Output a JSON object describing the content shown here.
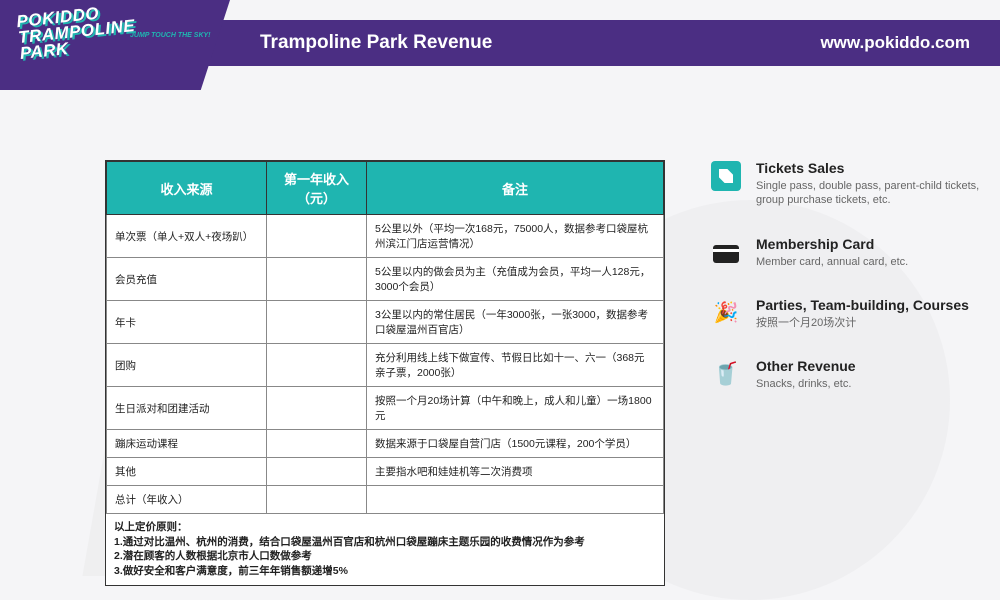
{
  "logo": {
    "line1": "POKIDDO",
    "line2": "TRAMPOLINE",
    "line3": "PARK",
    "tag": "JUMP TOUCH THE SKY!"
  },
  "header": {
    "title": "Trampoline Park Revenue",
    "url": "www.pokiddo.com"
  },
  "table": {
    "headers": [
      "收入来源",
      "第一年收入（元）",
      "备注"
    ],
    "rows": [
      {
        "c0": "单次票（单人+双人+夜场趴）",
        "c1": "",
        "c2": "5公里以外（平均一次168元，75000人，数据参考口袋屋杭州滨江门店运营情况）"
      },
      {
        "c0": "会员充值",
        "c1": "",
        "c2": "5公里以内的做会员为主（充值成为会员，平均一人128元，3000个会员）"
      },
      {
        "c0": "年卡",
        "c1": "",
        "c2": "3公里以内的常住居民（一年3000张，一张3000，数据参考口袋屋温州百官店）"
      },
      {
        "c0": "团购",
        "c1": "",
        "c2": "充分利用线上线下做宣传、节假日比如十一、六一（368元亲子票，2000张）"
      },
      {
        "c0": "生日派对和团建活动",
        "c1": "",
        "c2": "按照一个月20场计算（中午和晚上，成人和儿童）一场1800元"
      },
      {
        "c0": "蹦床运动课程",
        "c1": "",
        "c2": "数据来源于口袋屋自营门店（1500元课程，200个学员）"
      },
      {
        "c0": "其他",
        "c1": "",
        "c2": "主要指水吧和娃娃机等二次消费项"
      },
      {
        "c0": "总计（年收入）",
        "c1": "",
        "c2": ""
      }
    ],
    "notes": "以上定价原则：\n1.通过对比温州、杭州的消费，结合口袋屋温州百官店和杭州口袋屋蹦床主题乐园的收费情况作为参考\n2.潜在顾客的人数根据北京市人口数做参考\n3.做好安全和客户满意度，前三年年销售额递增5%"
  },
  "sidebar": [
    {
      "title": "Tickets Sales",
      "desc": "Single pass, double pass, parent-child tickets, group purchase tickets, etc."
    },
    {
      "title": "Membership Card",
      "desc": "Member card, annual card, etc."
    },
    {
      "title": "Parties, Team-building, Courses",
      "desc": "按照一个月20场次计"
    },
    {
      "title": "Other Revenue",
      "desc": "Snacks, drinks, etc."
    }
  ]
}
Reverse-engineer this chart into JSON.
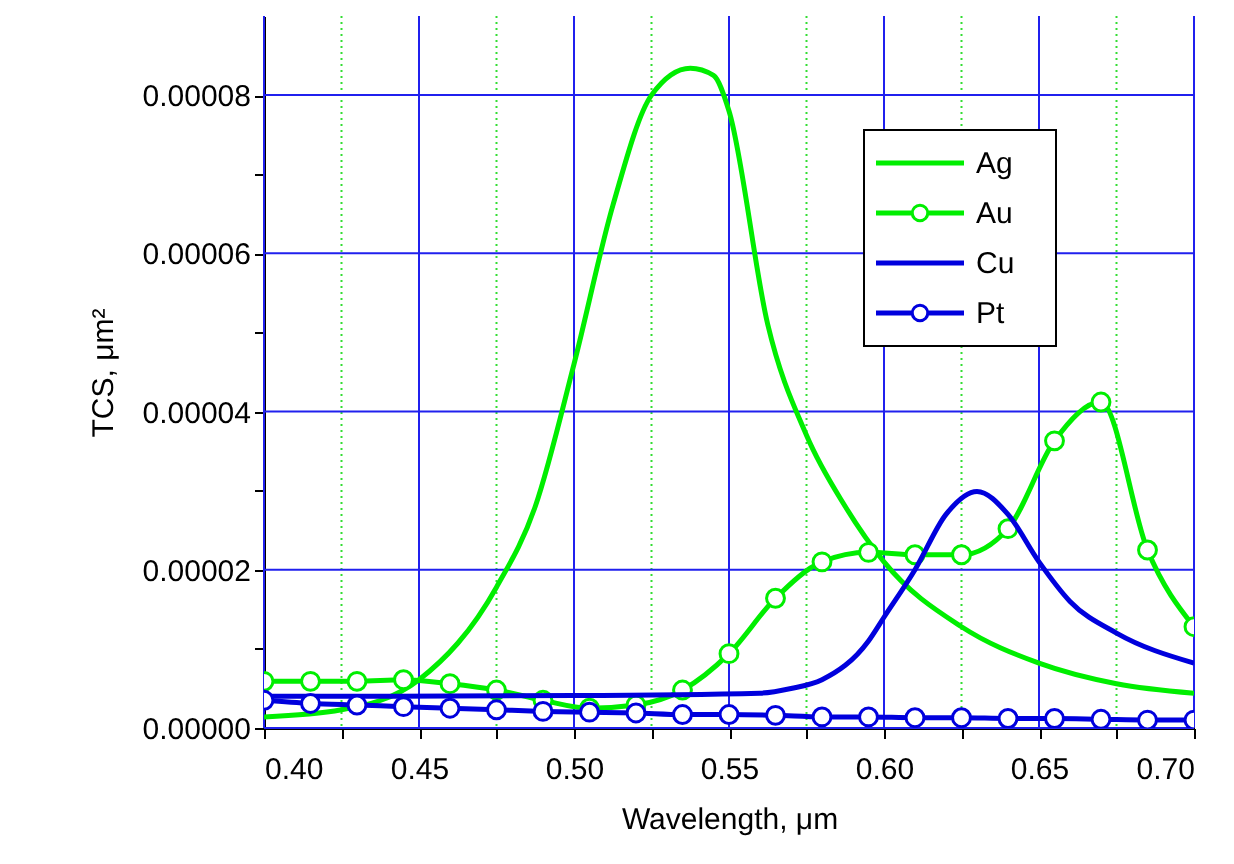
{
  "chart_data": {
    "type": "line",
    "xlabel": "Wavelength, μm",
    "ylabel": "TCS, μm²",
    "xlim": [
      0.4,
      0.7
    ],
    "ylim": [
      0,
      9e-05
    ],
    "xticks": [
      {
        "value": 0.4,
        "label": "0.40"
      },
      {
        "value": 0.425,
        "label": null
      },
      {
        "value": 0.45,
        "label": "0.45"
      },
      {
        "value": 0.475,
        "label": null
      },
      {
        "value": 0.5,
        "label": "0.50"
      },
      {
        "value": 0.525,
        "label": null
      },
      {
        "value": 0.55,
        "label": "0.55"
      },
      {
        "value": 0.575,
        "label": null
      },
      {
        "value": 0.6,
        "label": "0.60"
      },
      {
        "value": 0.625,
        "label": null
      },
      {
        "value": 0.65,
        "label": "0.65"
      },
      {
        "value": 0.675,
        "label": null
      },
      {
        "value": 0.7,
        "label": "0.70"
      }
    ],
    "yticks": [
      {
        "value": 0,
        "label": "0.00000"
      },
      {
        "value": 1e-05,
        "label": null
      },
      {
        "value": 2e-05,
        "label": "0.00002"
      },
      {
        "value": 3e-05,
        "label": null
      },
      {
        "value": 4e-05,
        "label": "0.00004"
      },
      {
        "value": 5e-05,
        "label": null
      },
      {
        "value": 6e-05,
        "label": "0.00006"
      },
      {
        "value": 7e-05,
        "label": null
      },
      {
        "value": 8e-05,
        "label": "0.00008"
      }
    ],
    "grid": true,
    "legend": "top right",
    "series": [
      {
        "name": "Ag",
        "color": "#00ee00",
        "marker": "none",
        "x": [
          0.4,
          0.425,
          0.45,
          0.475,
          0.4875,
          0.5,
          0.5125,
          0.525,
          0.5375,
          0.545,
          0.55,
          0.5625,
          0.575,
          0.5875,
          0.6,
          0.625,
          0.65,
          0.675,
          0.7
        ],
        "values": [
          1.4e-06,
          2.3e-06,
          6.1e-06,
          1.78e-05,
          2.8e-05,
          4.6e-05,
          6.6e-05,
          8e-05,
          8.34e-05,
          8.25e-05,
          7.8e-05,
          5.1e-05,
          3.7e-05,
          2.8e-05,
          2.1e-05,
          1.28e-05,
          8.2e-06,
          5.6e-06,
          4.4e-06
        ]
      },
      {
        "name": "Au",
        "color": "#00ee00",
        "marker": "circle",
        "x": [
          0.4,
          0.415,
          0.43,
          0.445,
          0.46,
          0.475,
          0.49,
          0.505,
          0.52,
          0.535,
          0.55,
          0.565,
          0.58,
          0.595,
          0.61,
          0.625,
          0.64,
          0.655,
          0.67,
          0.685,
          0.7
        ],
        "values": [
          5.9e-06,
          5.9e-06,
          5.9e-06,
          6.1e-06,
          5.6e-06,
          4.8e-06,
          3.5e-06,
          2.5e-06,
          2.9e-06,
          4.8e-06,
          9.4e-06,
          1.64e-05,
          2.1e-05,
          2.22e-05,
          2.19e-05,
          2.19e-05,
          2.52e-05,
          3.63e-05,
          4.12e-05,
          2.25e-05,
          1.28e-05
        ]
      },
      {
        "name": "Cu",
        "color": "#0000dd",
        "marker": "none",
        "x": [
          0.4,
          0.5,
          0.56,
          0.57,
          0.58,
          0.595,
          0.6,
          0.61,
          0.62,
          0.63,
          0.64,
          0.65,
          0.66,
          0.675,
          0.7
        ],
        "values": [
          4e-06,
          4.1e-06,
          4.4e-06,
          5e-06,
          6.1e-06,
          1.1e-05,
          1.4e-05,
          2e-05,
          2.7e-05,
          2.99e-05,
          2.7e-05,
          2.1e-05,
          1.6e-05,
          1.2e-05,
          8.2e-06
        ]
      },
      {
        "name": "Pt",
        "color": "#0000dd",
        "marker": "circle",
        "x": [
          0.4,
          0.415,
          0.43,
          0.445,
          0.46,
          0.475,
          0.49,
          0.505,
          0.52,
          0.535,
          0.55,
          0.565,
          0.58,
          0.595,
          0.61,
          0.625,
          0.64,
          0.655,
          0.67,
          0.685,
          0.7
        ],
        "values": [
          3.5e-06,
          3.1e-06,
          2.9e-06,
          2.7e-06,
          2.5e-06,
          2.3e-06,
          2.1e-06,
          2e-06,
          1.9e-06,
          1.7e-06,
          1.7e-06,
          1.6e-06,
          1.4e-06,
          1.4e-06,
          1.3e-06,
          1.3e-06,
          1.2e-06,
          1.2e-06,
          1.1e-06,
          1e-06,
          1e-06
        ]
      }
    ]
  }
}
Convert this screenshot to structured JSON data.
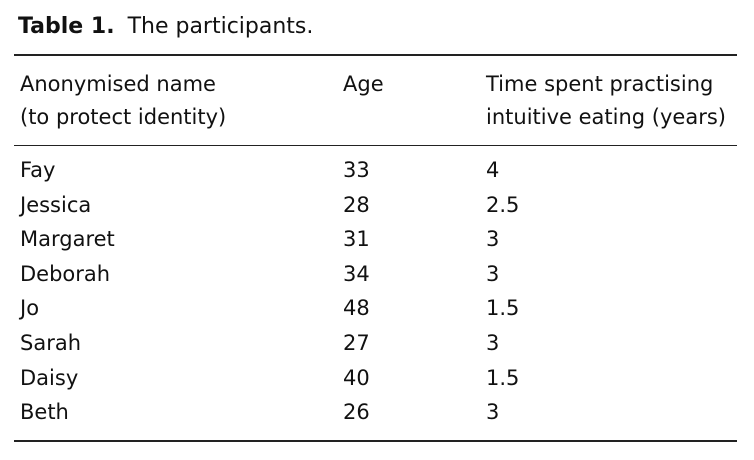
{
  "table": {
    "caption": {
      "label": "Table 1.",
      "text": "The participants."
    },
    "headers": [
      [
        "Anonymised name",
        "(to protect identity)"
      ],
      [
        "Age"
      ],
      [
        "Time spent practising",
        "intuitive eating (years)"
      ]
    ],
    "rows": [
      [
        "Fay",
        33,
        4
      ],
      [
        "Jessica",
        28,
        2.5
      ],
      [
        "Margaret",
        31,
        3
      ],
      [
        "Deborah",
        34,
        3
      ],
      [
        "Jo",
        48,
        1.5
      ],
      [
        "Sarah",
        27,
        3
      ],
      [
        "Daisy",
        40,
        1.5
      ],
      [
        "Beth",
        26,
        3
      ]
    ]
  }
}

▬▬▬▬▬▬

Work to do – Using the listing above, gather each line that holds the string "Revenue" and copy it.

Solution to this exercise –
    "title": "Trampoline Park Revenue",
      "title": "Other Revenue",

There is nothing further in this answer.